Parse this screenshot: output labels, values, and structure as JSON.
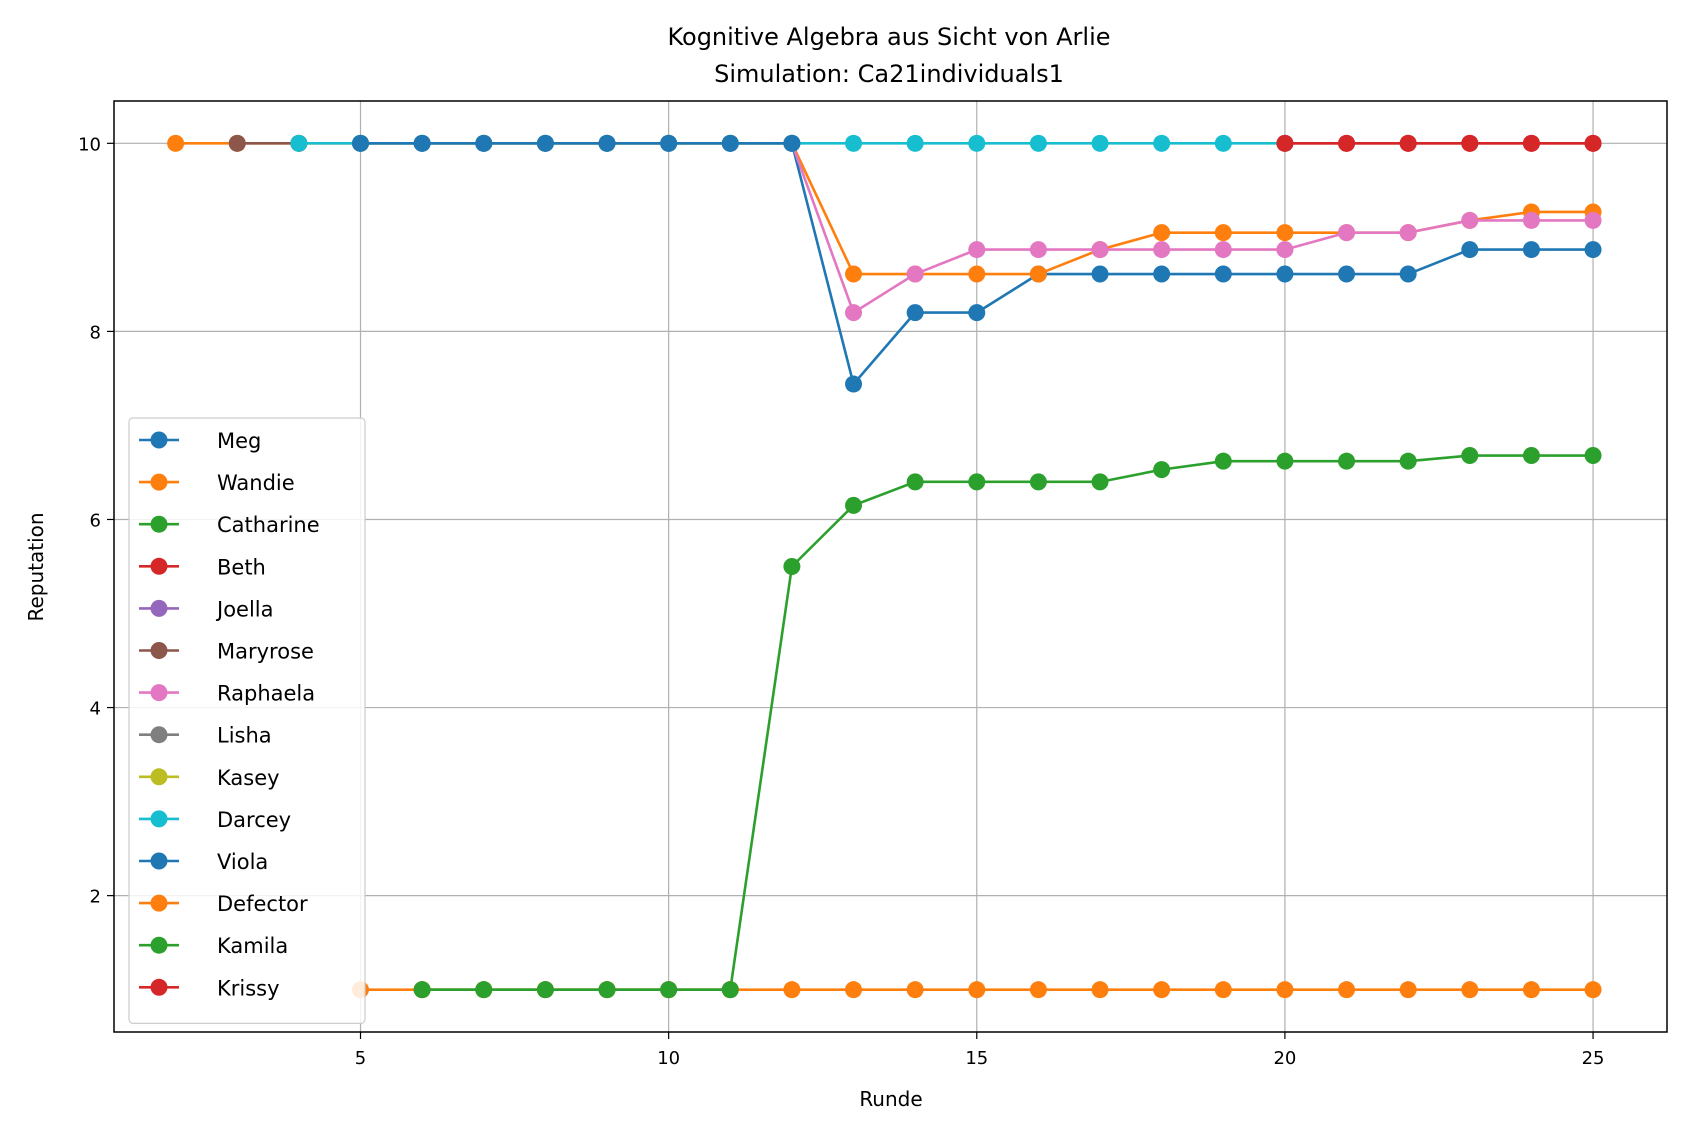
{
  "chart_data": {
    "type": "line",
    "title": "Kognitive Algebra aus Sicht von Arlie",
    "subtitle": "Simulation: Ca21individuals1",
    "xlabel": "Runde",
    "ylabel": "Reputation",
    "xlim": [
      1,
      26.2
    ],
    "ylim": [
      0.55,
      10.45
    ],
    "xticks": [
      5,
      10,
      15,
      20,
      25
    ],
    "yticks": [
      2,
      4,
      6,
      8,
      10
    ],
    "grid": true,
    "legend_position": "lower left",
    "series": [
      {
        "name": "Meg",
        "color": "#1f77b4",
        "x": [
          5,
          6,
          7,
          8,
          9,
          10,
          11,
          12,
          13,
          14,
          15,
          16,
          17,
          18,
          19,
          20,
          21,
          22,
          23,
          24,
          25
        ],
        "y": [
          10,
          10,
          10,
          10,
          10,
          10,
          10,
          10,
          7.44,
          8.2,
          8.2,
          8.61,
          8.61,
          8.61,
          8.61,
          8.61,
          8.61,
          8.61,
          8.87,
          8.87,
          8.87
        ]
      },
      {
        "name": "Wandie",
        "color": "#ff7f0e",
        "x": [
          2,
          3,
          4,
          5,
          6,
          7,
          8,
          9,
          10,
          11,
          12,
          13,
          14,
          15,
          16,
          17,
          18,
          19,
          20,
          21,
          22,
          23,
          24,
          25
        ],
        "y": [
          10,
          10,
          10,
          10,
          10,
          10,
          10,
          10,
          10,
          10,
          10,
          8.61,
          8.61,
          8.61,
          8.61,
          8.87,
          9.05,
          9.05,
          9.05,
          9.05,
          9.05,
          9.18,
          9.27,
          9.27
        ]
      },
      {
        "name": "Catharine",
        "color": "#2ca02c",
        "x": [
          6,
          7,
          8,
          9,
          10,
          11,
          12,
          13,
          14,
          15,
          16,
          17,
          18,
          19,
          20,
          21,
          22,
          23,
          24,
          25
        ],
        "y": [
          1,
          1,
          1,
          1,
          1,
          1,
          5.5,
          6.15,
          6.4,
          6.4,
          6.4,
          6.4,
          6.53,
          6.62,
          6.62,
          6.62,
          6.62,
          6.68,
          6.68,
          6.68
        ]
      },
      {
        "name": "Beth",
        "color": "#d62728",
        "x": [
          20,
          21,
          22,
          23,
          24,
          25
        ],
        "y": [
          10,
          10,
          10,
          10,
          10,
          10
        ]
      },
      {
        "name": "Joella",
        "color": "#9467bd",
        "x": [],
        "y": []
      },
      {
        "name": "Maryrose",
        "color": "#8c564b",
        "x": [
          3,
          4
        ],
        "y": [
          10,
          10
        ]
      },
      {
        "name": "Raphaela",
        "color": "#e377c2",
        "x": [
          12,
          13,
          14,
          15,
          16,
          17,
          18,
          19,
          20,
          21,
          22,
          23,
          24,
          25
        ],
        "y": [
          10,
          8.2,
          8.61,
          8.87,
          8.87,
          8.87,
          8.87,
          8.87,
          8.87,
          9.05,
          9.05,
          9.18,
          9.18,
          9.18
        ]
      },
      {
        "name": "Lisha",
        "color": "#7f7f7f",
        "x": [],
        "y": []
      },
      {
        "name": "Kasey",
        "color": "#bcbd22",
        "x": [],
        "y": []
      },
      {
        "name": "Darcey",
        "color": "#17becf",
        "x": [
          4,
          5,
          6,
          7,
          8,
          9,
          10,
          11,
          12,
          13,
          14,
          15,
          16,
          17,
          18,
          19,
          20
        ],
        "y": [
          10,
          10,
          10,
          10,
          10,
          10,
          10,
          10,
          10,
          10,
          10,
          10,
          10,
          10,
          10,
          10,
          10
        ]
      },
      {
        "name": "Viola",
        "color": "#1f77b4",
        "x": [
          5,
          6,
          7,
          8,
          9,
          10,
          11,
          12
        ],
        "y": [
          10,
          10,
          10,
          10,
          10,
          10,
          10,
          10
        ]
      },
      {
        "name": "Defector",
        "color": "#ff7f0e",
        "x": [
          5,
          6,
          7,
          8,
          9,
          10,
          11,
          12,
          13,
          14,
          15,
          16,
          17,
          18,
          19,
          20,
          21,
          22,
          23,
          24,
          25
        ],
        "y": [
          1,
          1,
          1,
          1,
          1,
          1,
          1,
          1,
          1,
          1,
          1,
          1,
          1,
          1,
          1,
          1,
          1,
          1,
          1,
          1,
          1
        ]
      },
      {
        "name": "Kamila",
        "color": "#2ca02c",
        "x": [
          6,
          7,
          8,
          9,
          10,
          11
        ],
        "y": [
          1,
          1,
          1,
          1,
          1,
          1
        ]
      },
      {
        "name": "Krissy",
        "color": "#d62728",
        "x": [
          20,
          21,
          22,
          23,
          24,
          25
        ],
        "y": [
          10,
          10,
          10,
          10,
          10,
          10
        ]
      }
    ]
  }
}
■ ■ ■ ■
* [WHAT IS EXPECTED]:
Leave out the pictures and restate everything else word for word.

* [WRITTEN REPLY]:
Parse this screenshot: output labels, values, and structure as JSON.
{
  "chart_data": {
    "type": "line",
    "title": "Kognitive Algebra aus Sicht von Arlie",
    "subtitle": "Simulation: Ca21individuals1",
    "xlabel": "Runde",
    "ylabel": "Reputation",
    "xlim": [
      1,
      26.2
    ],
    "ylim": [
      0.55,
      10.45
    ],
    "xticks": [
      5,
      10,
      15,
      20,
      25
    ],
    "yticks": [
      2,
      4,
      6,
      8,
      10
    ],
    "grid": true,
    "legend_position": "lower left",
    "series": [
      {
        "name": "Meg",
        "color": "#1f77b4",
        "x": [
          5,
          6,
          7,
          8,
          9,
          10,
          11,
          12,
          13,
          14,
          15,
          16,
          17,
          18,
          19,
          20,
          21,
          22,
          23,
          24,
          25
        ],
        "y": [
          10,
          10,
          10,
          10,
          10,
          10,
          10,
          10,
          7.44,
          8.2,
          8.2,
          8.61,
          8.61,
          8.61,
          8.61,
          8.61,
          8.61,
          8.61,
          8.87,
          8.87,
          8.87
        ]
      },
      {
        "name": "Wandie",
        "color": "#ff7f0e",
        "x": [
          2,
          3,
          4,
          5,
          6,
          7,
          8,
          9,
          10,
          11,
          12,
          13,
          14,
          15,
          16,
          17,
          18,
          19,
          20,
          21,
          22,
          23,
          24,
          25
        ],
        "y": [
          10,
          10,
          10,
          10,
          10,
          10,
          10,
          10,
          10,
          10,
          10,
          8.61,
          8.61,
          8.61,
          8.61,
          8.87,
          9.05,
          9.05,
          9.05,
          9.05,
          9.05,
          9.18,
          9.27,
          9.27
        ]
      },
      {
        "name": "Catharine",
        "color": "#2ca02c",
        "x": [
          6,
          7,
          8,
          9,
          10,
          11,
          12,
          13,
          14,
          15,
          16,
          17,
          18,
          19,
          20,
          21,
          22,
          23,
          24,
          25
        ],
        "y": [
          1,
          1,
          1,
          1,
          1,
          1,
          5.5,
          6.15,
          6.4,
          6.4,
          6.4,
          6.4,
          6.53,
          6.62,
          6.62,
          6.62,
          6.62,
          6.68,
          6.68,
          6.68
        ]
      },
      {
        "name": "Beth",
        "color": "#d62728",
        "x": [
          20,
          21,
          22,
          23,
          24,
          25
        ],
        "y": [
          10,
          10,
          10,
          10,
          10,
          10
        ]
      },
      {
        "name": "Joella",
        "color": "#9467bd",
        "x": [],
        "y": []
      },
      {
        "name": "Maryrose",
        "color": "#8c564b",
        "x": [
          3,
          4
        ],
        "y": [
          10,
          10
        ]
      },
      {
        "name": "Raphaela",
        "color": "#e377c2",
        "x": [
          12,
          13,
          14,
          15,
          16,
          17,
          18,
          19,
          20,
          21,
          22,
          23,
          24,
          25
        ],
        "y": [
          10,
          8.2,
          8.61,
          8.87,
          8.87,
          8.87,
          8.87,
          8.87,
          8.87,
          9.05,
          9.05,
          9.18,
          9.18,
          9.18
        ]
      },
      {
        "name": "Lisha",
        "color": "#7f7f7f",
        "x": [],
        "y": []
      },
      {
        "name": "Kasey",
        "color": "#bcbd22",
        "x": [],
        "y": []
      },
      {
        "name": "Darcey",
        "color": "#17becf",
        "x": [
          4,
          5,
          6,
          7,
          8,
          9,
          10,
          11,
          12,
          13,
          14,
          15,
          16,
          17,
          18,
          19,
          20
        ],
        "y": [
          10,
          10,
          10,
          10,
          10,
          10,
          10,
          10,
          10,
          10,
          10,
          10,
          10,
          10,
          10,
          10,
          10
        ]
      },
      {
        "name": "Viola",
        "color": "#1f77b4",
        "x": [
          5,
          6,
          7,
          8,
          9,
          10,
          11,
          12
        ],
        "y": [
          10,
          10,
          10,
          10,
          10,
          10,
          10,
          10
        ]
      },
      {
        "name": "Defector",
        "color": "#ff7f0e",
        "x": [
          5,
          6,
          7,
          8,
          9,
          10,
          11,
          12,
          13,
          14,
          15,
          16,
          17,
          18,
          19,
          20,
          21,
          22,
          23,
          24,
          25
        ],
        "y": [
          1,
          1,
          1,
          1,
          1,
          1,
          1,
          1,
          1,
          1,
          1,
          1,
          1,
          1,
          1,
          1,
          1,
          1,
          1,
          1,
          1
        ]
      },
      {
        "name": "Kamila",
        "color": "#2ca02c",
        "x": [
          6,
          7,
          8,
          9,
          10,
          11
        ],
        "y": [
          1,
          1,
          1,
          1,
          1,
          1
        ]
      },
      {
        "name": "Krissy",
        "color": "#d62728",
        "x": [
          20,
          21,
          22,
          23,
          24,
          25
        ],
        "y": [
          10,
          10,
          10,
          10,
          10,
          10
        ]
      }
    ]
  }
}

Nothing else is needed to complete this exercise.